To do:
Copy the lines of the material verbatim, from the line with "ma-slow-label-bg (2432, 331, 2498, 352)" through the line with "price-bar (1148, 121, 1157, 151)", including both of those lines.

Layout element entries
◆ ◆ ◆

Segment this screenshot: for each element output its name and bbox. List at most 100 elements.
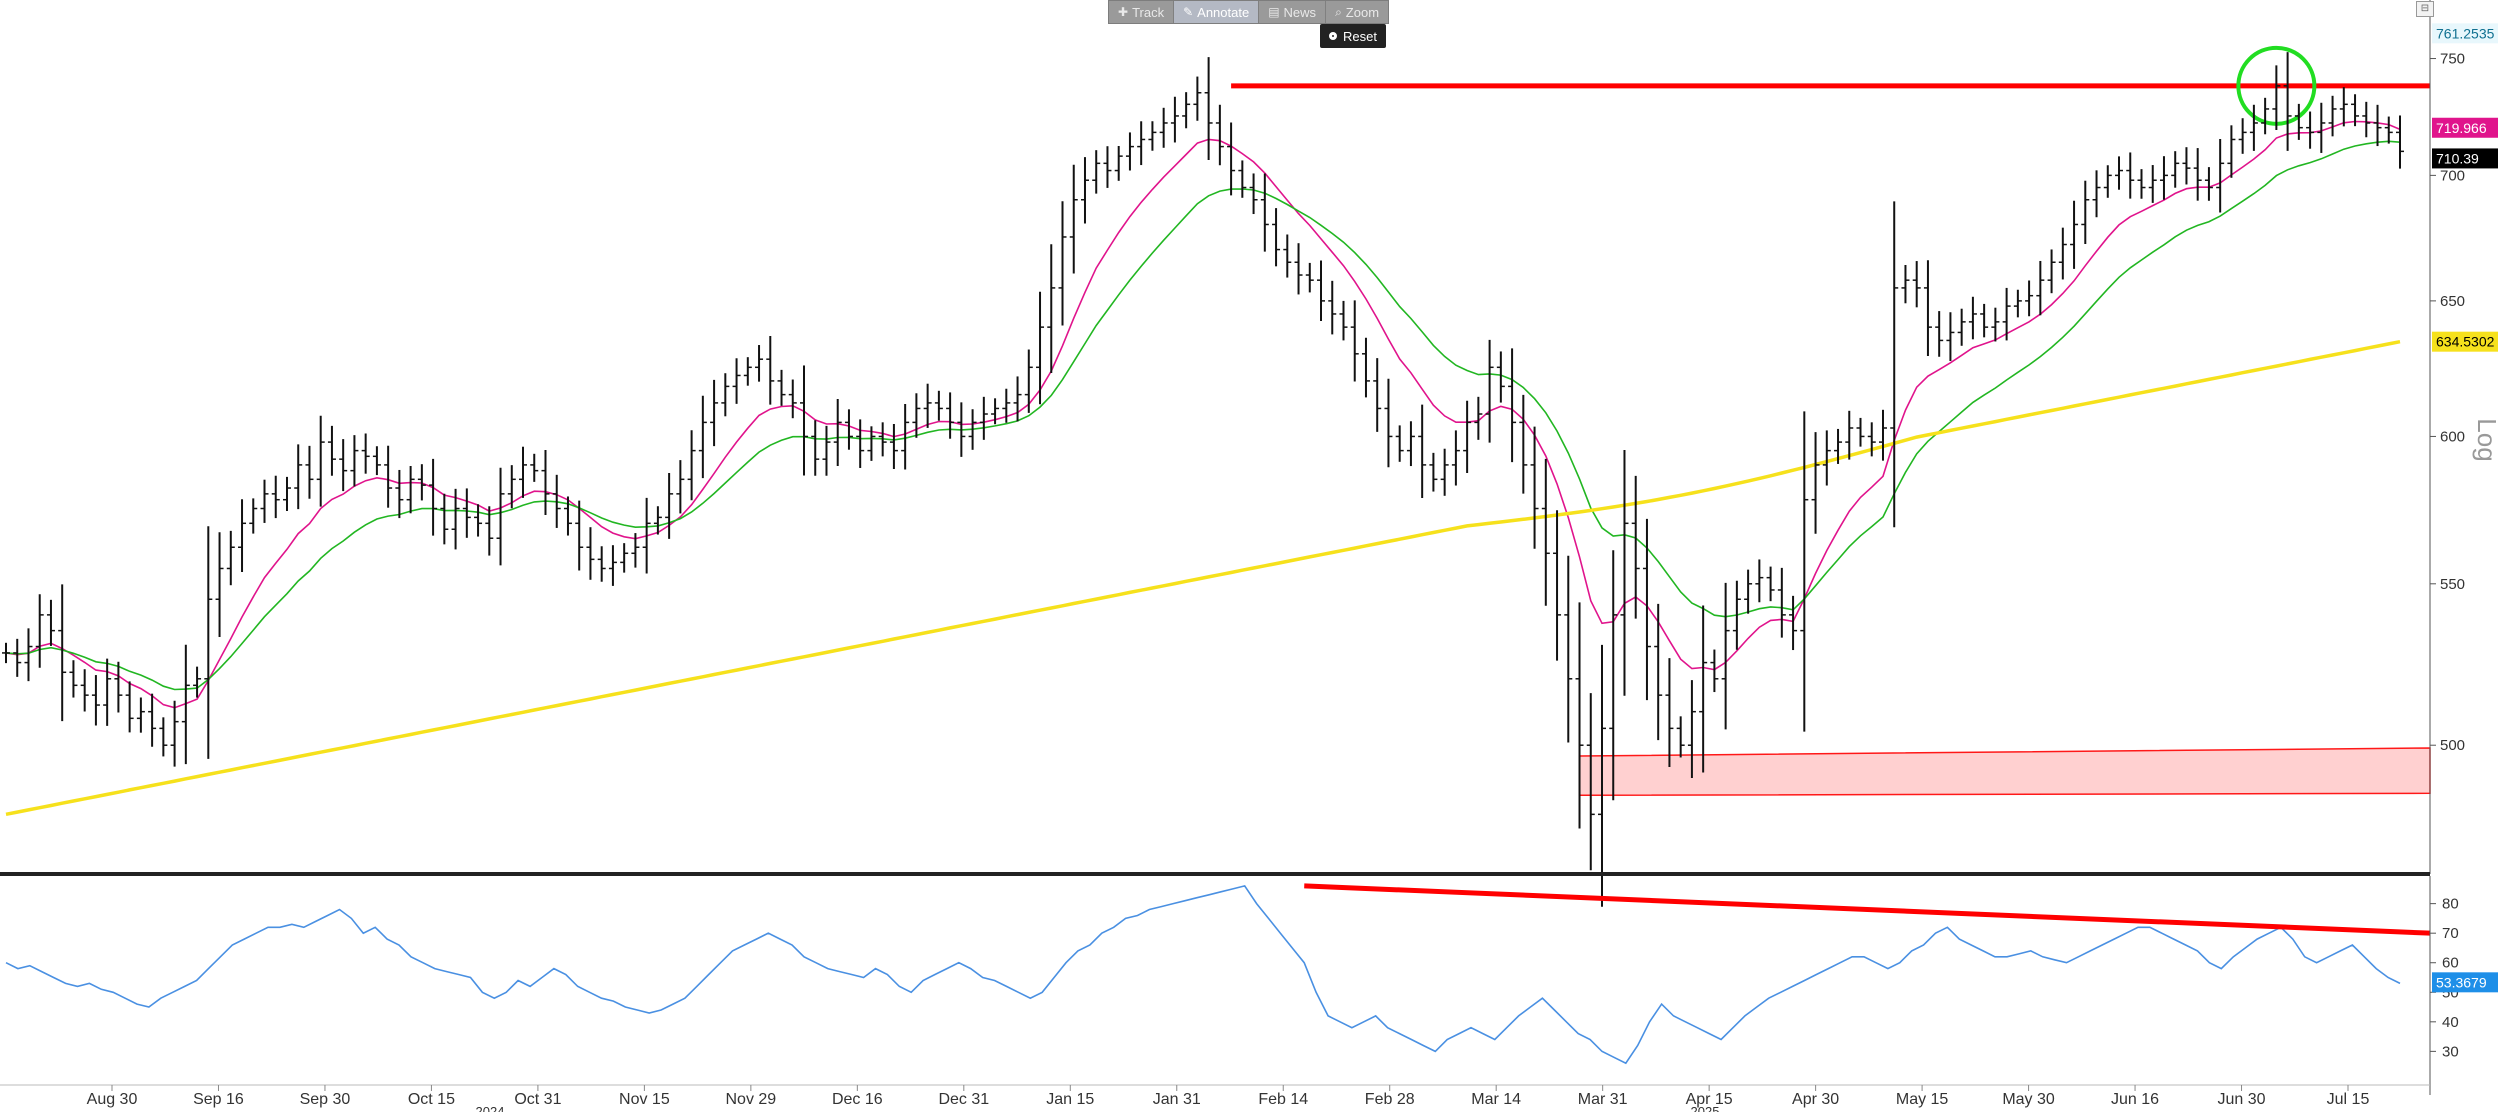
ma-slow-label-bg (2432, 331, 2498, 352)
price-bar (1744, 569, 1753, 614)
price-bar (1451, 430, 1460, 486)
price-bar (1890, 201, 1899, 528)
price-bar (35, 594, 44, 668)
price-bar (2047, 249, 2056, 294)
price-bar (384, 445, 393, 508)
price-bar (1339, 300, 1348, 341)
price-bar (226, 530, 235, 586)
price-bar (1980, 303, 1989, 338)
price-bar (339, 439, 348, 492)
price-bar (1227, 122, 1236, 196)
price-bar (1148, 121, 1157, 151)
price-bar (2216, 138, 2225, 213)
ma-medium-label: 710.39 (2436, 150, 2479, 166)
price-bar (979, 396, 988, 440)
price-bar (811, 420, 820, 476)
price-bar (24, 628, 33, 682)
price-bar (204, 526, 213, 759)
price-bar (69, 660, 78, 698)
moving-average-line (5, 339, 2401, 817)
time-tick-label: May 15 (1896, 1091, 1949, 1108)
price-bar (631, 533, 640, 568)
price-bar (676, 460, 685, 514)
oscillator-panel (5, 883, 2431, 1065)
zoom-button[interactable]: ⌕ Zoom (1326, 1, 1388, 23)
price-bar (2249, 104, 2258, 151)
price-bar (2227, 125, 2236, 178)
price-bar (1395, 425, 1404, 462)
price-bar (2238, 118, 2247, 154)
price-bar (519, 446, 528, 498)
price-bar (833, 399, 842, 467)
price-bar (1912, 261, 1921, 308)
price-bar (260, 479, 269, 523)
news-icon: ▤ (1268, 5, 1280, 19)
price-bar (1069, 164, 1078, 274)
price-bar (586, 527, 595, 580)
price-bar (957, 402, 966, 457)
price-bar (103, 658, 112, 726)
track-button[interactable]: ✚ Track (1109, 1, 1175, 23)
price-bar (2115, 156, 2124, 190)
news-button[interactable]: ▤ News (1259, 1, 1327, 23)
reset-button[interactable]: Reset (1320, 24, 1386, 48)
price-bar (1440, 448, 1449, 496)
price-bar (148, 693, 157, 747)
price-bar (575, 500, 584, 571)
price-bar (800, 365, 808, 476)
price-bar (372, 446, 381, 476)
ma-slow-label: 634.5302 (2436, 334, 2495, 350)
price-bar (2, 642, 10, 664)
time-tick-label: Jan 31 (1153, 1091, 1201, 1108)
price-bar (1361, 337, 1370, 398)
price-bar (2396, 115, 2404, 169)
price-bars (2, 52, 2404, 907)
price-bar (474, 504, 483, 537)
price-bar (1553, 510, 1562, 661)
annotate-button[interactable]: ✎ Annotate (1174, 1, 1260, 23)
price-bar (238, 499, 247, 573)
price-bar (1654, 603, 1663, 741)
ma-medium-label-bg (2432, 148, 2498, 169)
price-bar (1137, 121, 1146, 166)
track-label: Track (1132, 4, 1165, 20)
ma-fast-label-bg (2432, 117, 2498, 138)
osc-last-bg (2432, 972, 2498, 993)
time-tick-label: Nov 29 (726, 1091, 777, 1108)
price-tick-label: 750 (2440, 51, 2465, 68)
price-bar (721, 373, 730, 417)
price-bar (2070, 200, 2079, 269)
price-bar (788, 379, 797, 419)
price-bar (1193, 76, 1202, 121)
price-bar (2182, 147, 2191, 185)
price-bar (901, 404, 910, 470)
price-bar (1822, 430, 1831, 486)
price-bar (1530, 426, 1539, 549)
chart-toolbar: ✚ Track ✎ Annotate ▤ News ⌕ Zoom (1108, 0, 1390, 24)
price-bar (2306, 111, 2315, 149)
price-bar (1923, 260, 1932, 356)
price-bar (541, 450, 550, 516)
price-bar (46, 599, 55, 646)
price-bar (844, 409, 853, 450)
price-bar (1002, 388, 1011, 423)
price-bar (159, 717, 168, 757)
price-bar (1294, 243, 1303, 295)
window-options-icon[interactable]: ⊟ (2416, 1, 2434, 17)
price-bar (2126, 152, 2135, 199)
price-bar (13, 638, 22, 677)
price-bar (2137, 169, 2146, 199)
price-bar (2081, 180, 2090, 245)
price-bar (1373, 358, 1382, 432)
price-bar (687, 430, 696, 501)
price-bar (136, 697, 145, 733)
time-tick-label: Mar 14 (1471, 1091, 1521, 1108)
time-axis: Aug 30 Sep 16 Sep 30 Oct 15 Oct 31 Nov 15 Nov … (0, 1084, 2430, 1112)
price-bar (1867, 422, 1876, 457)
price-bar (1429, 452, 1438, 492)
osc-tick-label: 60 (2442, 955, 2459, 972)
log-scale-label: Log (2472, 418, 2498, 461)
price-bar (1732, 580, 1741, 650)
price-bar (1856, 417, 1865, 447)
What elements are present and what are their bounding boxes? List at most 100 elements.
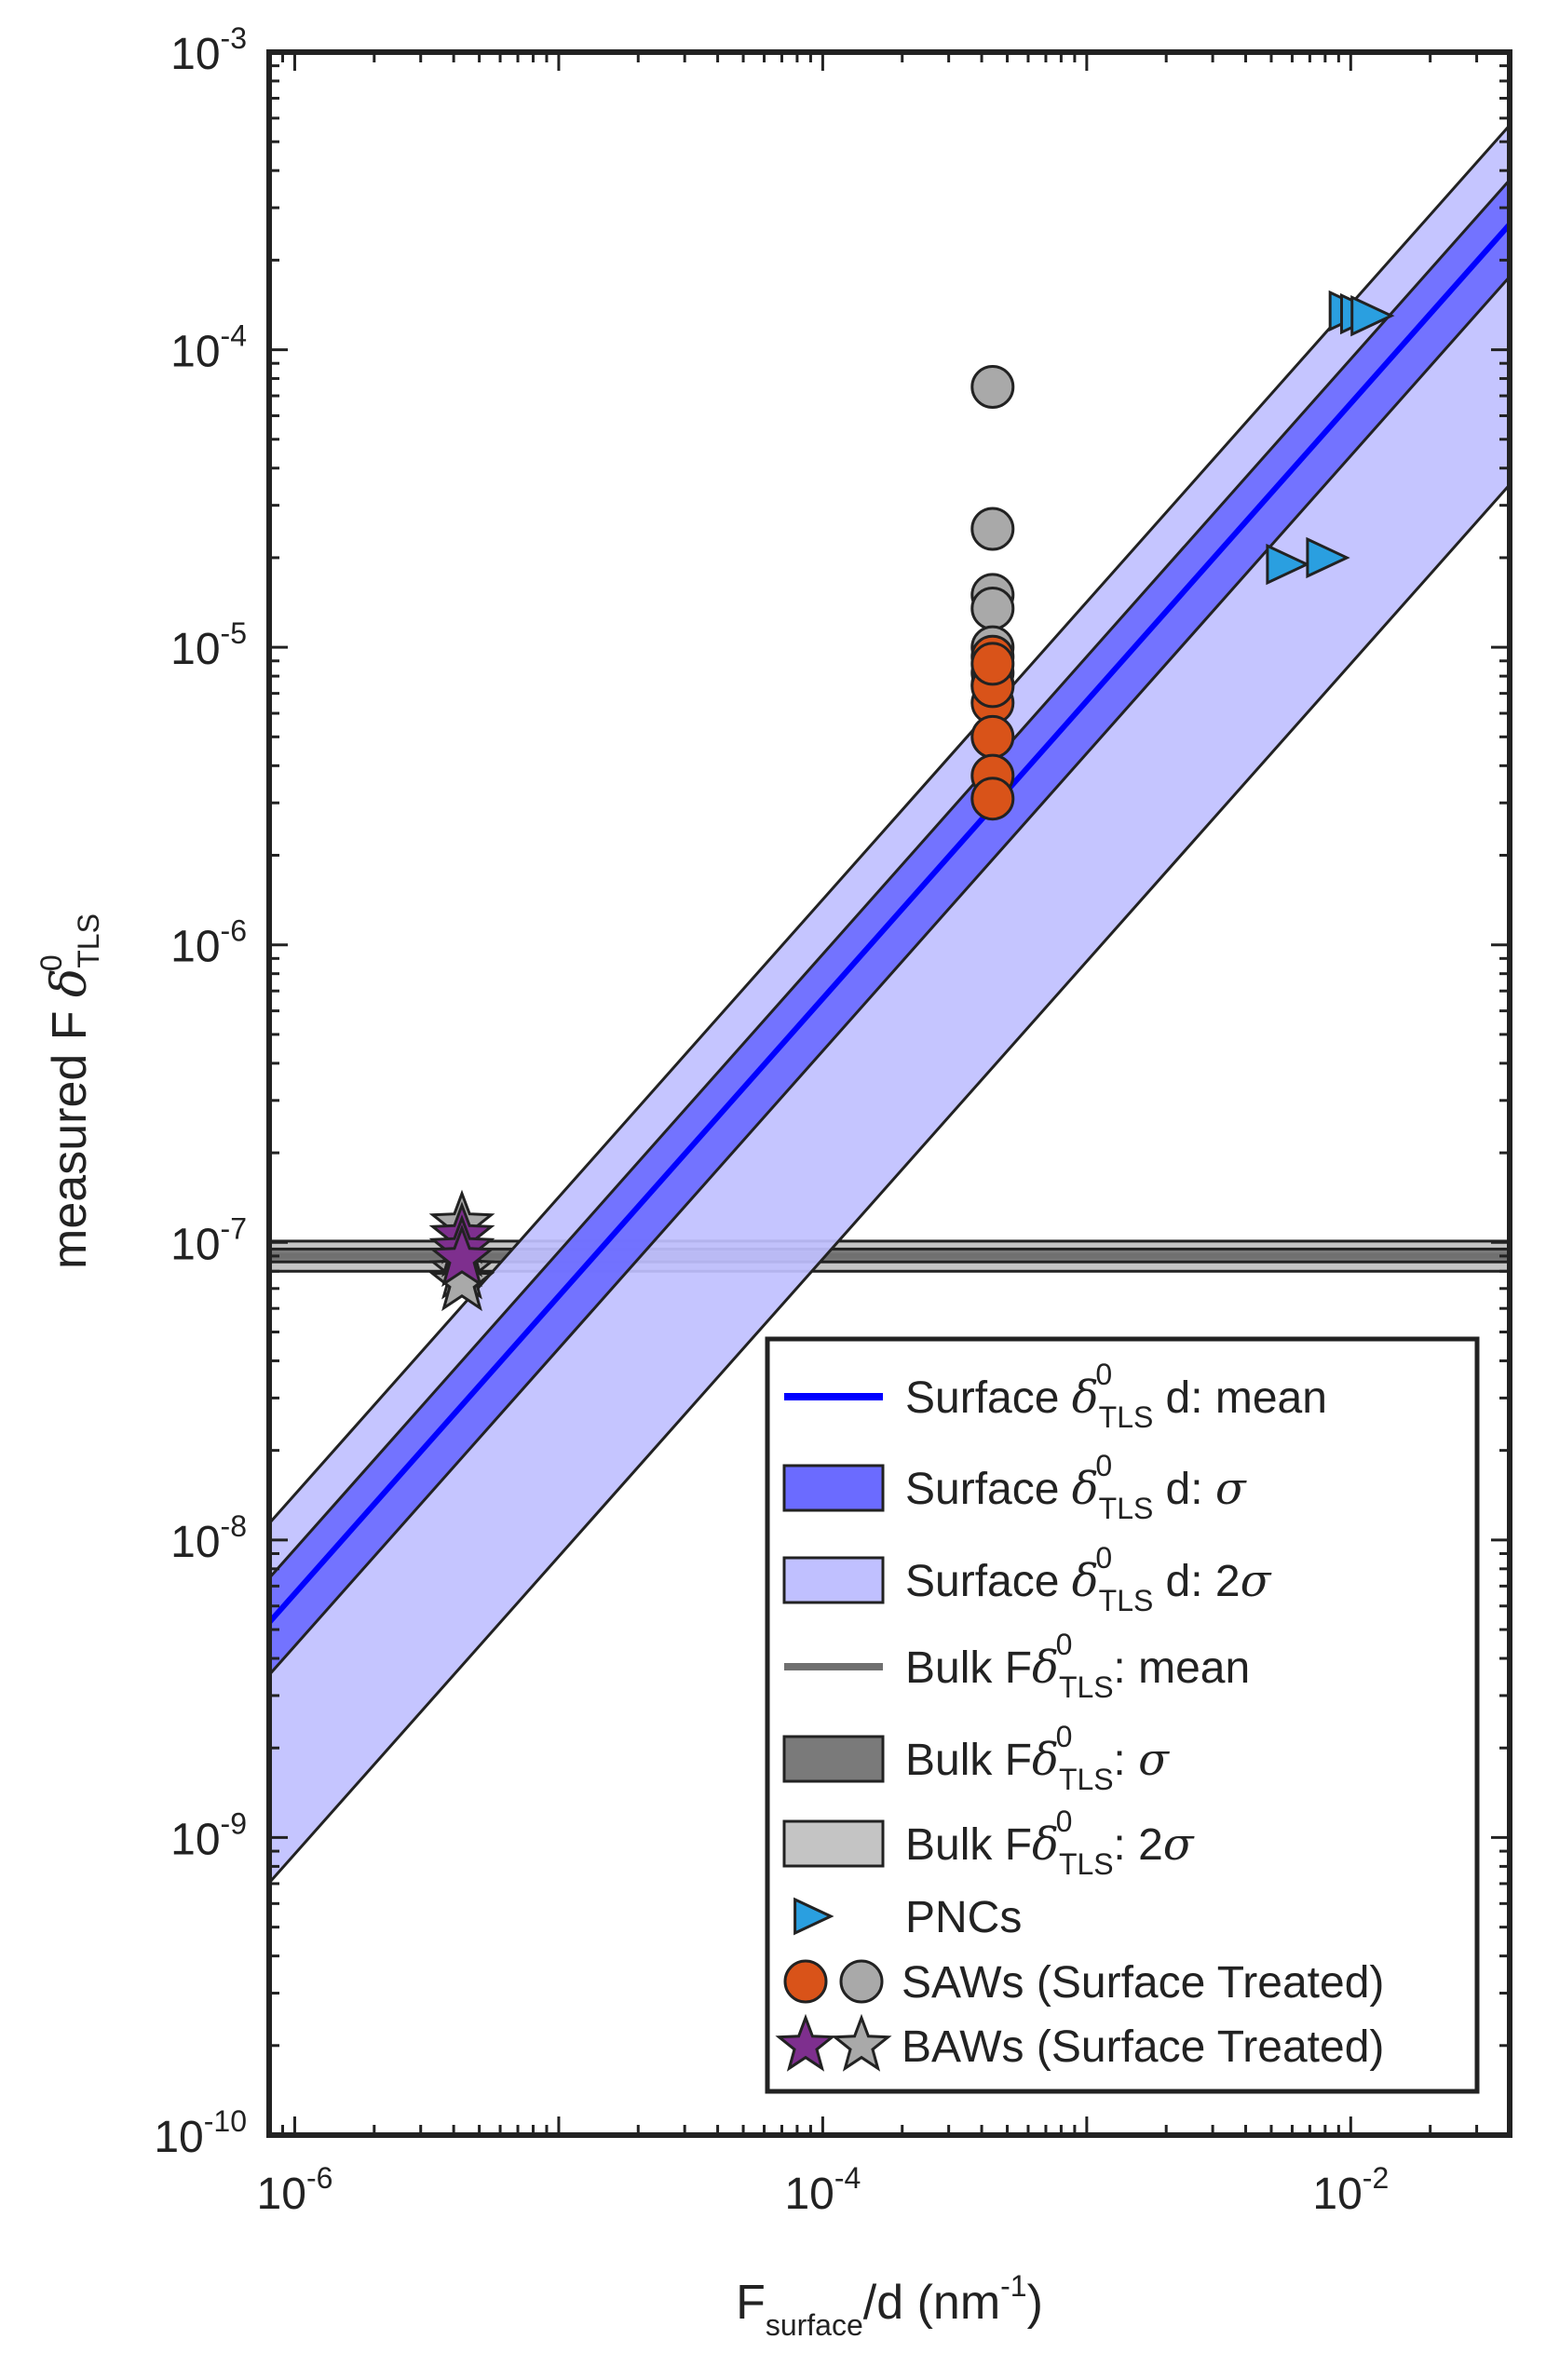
x-tick-label-exp: -6 [306,2161,332,2195]
legend-label-sub: TLS [1059,1670,1114,1704]
legend-label-suffix: : 2 [1113,1820,1162,1870]
legend-swatch [775,2013,836,2072]
bands-layer [269,123,1510,1886]
x-tick-label-exp: -2 [1363,2161,1389,2195]
legend-label: Surface δTLS 0 d: σ [905,1449,1247,1525]
legend-label-sup: 0 [1056,1805,1073,1838]
legend-label-sub: TLS [1099,1400,1154,1434]
y-tick-label: 10-5 [170,616,247,674]
legend-swatch [782,1819,885,1868]
y-tick-label: 10-3 [170,21,247,79]
legend-label-sup: 0 [1056,1720,1073,1753]
x-axis-title-sub: surface [766,2308,863,2342]
legend-label-symbol: δ [1072,1555,1099,1607]
y-tick-label-base: 10 [170,1518,220,1567]
y-tick-label-base: 10 [170,625,220,674]
y-axis-title-sup: 0 [34,954,68,971]
x-tick-label: 10-2 [1312,2161,1389,2219]
legend-label: Surface δTLS 0 d: 2σ [905,1541,1272,1617]
legend-label-sub: TLS [1059,1847,1114,1881]
y-tick-label-base: 10 [170,328,220,377]
y-tick-label: 10-8 [170,1509,247,1567]
legend-label: Bulk FδTLS 0 : mean [905,1628,1250,1704]
legend-label-symbol: δ [1032,1642,1059,1694]
data-point-star [428,1224,495,1288]
x-tick-label: 10-4 [784,2161,861,2219]
legend-label-text: SAWs (Surface Treated) [902,1958,1384,2008]
y-tick-label: 10-9 [170,1806,247,1864]
x-tick-label-exp: -4 [834,2161,861,2195]
y-tick-label-base: 10 [170,30,220,79]
legend-swatch [783,1959,828,2004]
y-tick-label-exp: -7 [221,1211,247,1245]
x-axis-title-main: F [736,2276,766,2330]
legend-swatch [831,2013,892,2072]
legend-label-sigma: σ [1163,1819,1195,1871]
x-axis-title: Fsurface/d (nm-1) [736,2269,1043,2342]
y-tick-label-exp: -9 [221,1806,247,1840]
legend-swatch [839,1959,884,2004]
x-axis-title-sup: -1 [1000,2269,1026,2303]
legend-label-sigma: σ [1241,1555,1272,1607]
legend-swatch [782,1735,885,1783]
data-point-circle [970,777,1015,821]
legend-swatch [782,1556,885,1604]
legend-label-suffix: d: [1153,1465,1215,1514]
y-tick-label: 10-7 [170,1211,247,1269]
y-axis-title: measured F δTLS0 [34,913,105,1269]
legend-label-text: PNCs [905,1893,1022,1942]
y-axis-title-symbol: δ [42,968,98,997]
legend-label-text: Bulk F [905,1820,1032,1870]
data-point-triangle-right [1350,294,1395,337]
y-tick-label-exp: -6 [221,914,247,948]
markers-layer [428,290,1395,1312]
legend-label-text: Surface [905,1465,1072,1514]
legend-label-sup: 0 [1095,1541,1112,1575]
legend-label-symbol: δ [1032,1734,1059,1786]
legend-label-suffix: d: 2 [1153,1557,1240,1606]
legend-label-text: Bulk F [905,1736,1032,1785]
x-axis-title-close: ) [1027,2276,1043,2330]
y-tick-label: 10-10 [154,2104,247,2162]
legend-label-text: Surface [905,1557,1072,1606]
y-tick-label: 10-6 [170,914,247,972]
y-tick-label-base: 10 [170,1815,220,1864]
x-tick-label-base: 10 [1312,2170,1362,2219]
legend-label-suffix: : mean [1113,1643,1250,1693]
legend-swatch [793,1897,834,1936]
legend-label-sup: 0 [1056,1628,1073,1661]
x-tick-label: 10-6 [257,2161,333,2219]
data-point-circle [970,364,1015,409]
legend-label: Surface δTLS 0 d: mean [905,1358,1327,1434]
y-tick-label-exp: -8 [221,1509,247,1543]
y-axis-title-sub: TLS [72,913,105,968]
legend-label: BAWs (Surface Treated) [902,2022,1384,2072]
legend-label-sigma: σ [1138,1734,1170,1786]
data-point-star [428,1248,495,1312]
legend-label-text: Bulk F [905,1643,1032,1693]
data-point-circle [970,642,1015,686]
surface-mean-line [269,220,1510,1628]
legend-label-symbol: δ [1072,1372,1099,1424]
y-tick-label-exp: -4 [221,319,247,353]
y-tick-label-base: 10 [170,923,220,972]
x-tick-label-base: 10 [257,2170,306,2219]
y-tick-label-exp: -5 [221,616,247,650]
legend-label-symbol: δ [1032,1819,1059,1871]
tick-labels-layer: 10-6 10-4 10-210-1010-910-810-710-610-510-… [154,21,1389,2219]
legend-label-sub: TLS [1099,1492,1154,1525]
plot-frame [266,49,1512,2138]
y-axis-title-main: measured F [43,997,97,1269]
x-tick-label-base: 10 [784,2170,834,2219]
legend-label-sub: TLS [1059,1763,1114,1796]
legend-label-suffix: d: mean [1153,1373,1327,1423]
data-point-circle [970,507,1015,551]
legend-swatch [782,1464,885,1512]
legend-box [765,1336,1480,2094]
y-tick-label-exp: -10 [204,2104,247,2138]
legend-label: SAWs (Surface Treated) [902,1958,1384,2008]
legend-label-sub: TLS [1099,1584,1154,1617]
y-tick-label: 10-4 [170,319,247,377]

◆ ◆ ◆

Finished answer:
ma-slow-label-bg (2432, 331, 2498, 352)
price-bar (1744, 569, 1753, 614)
price-bar (1451, 430, 1460, 486)
price-bar (1890, 201, 1899, 528)
price-bar (35, 594, 44, 668)
price-bar (2047, 249, 2056, 294)
price-bar (384, 445, 393, 508)
price-bar (1339, 300, 1348, 341)
price-bar (226, 530, 235, 586)
price-bar (1980, 303, 1989, 338)
price-bar (339, 439, 348, 492)
price-bar (1227, 122, 1236, 196)
price-bar (1148, 121, 1157, 151)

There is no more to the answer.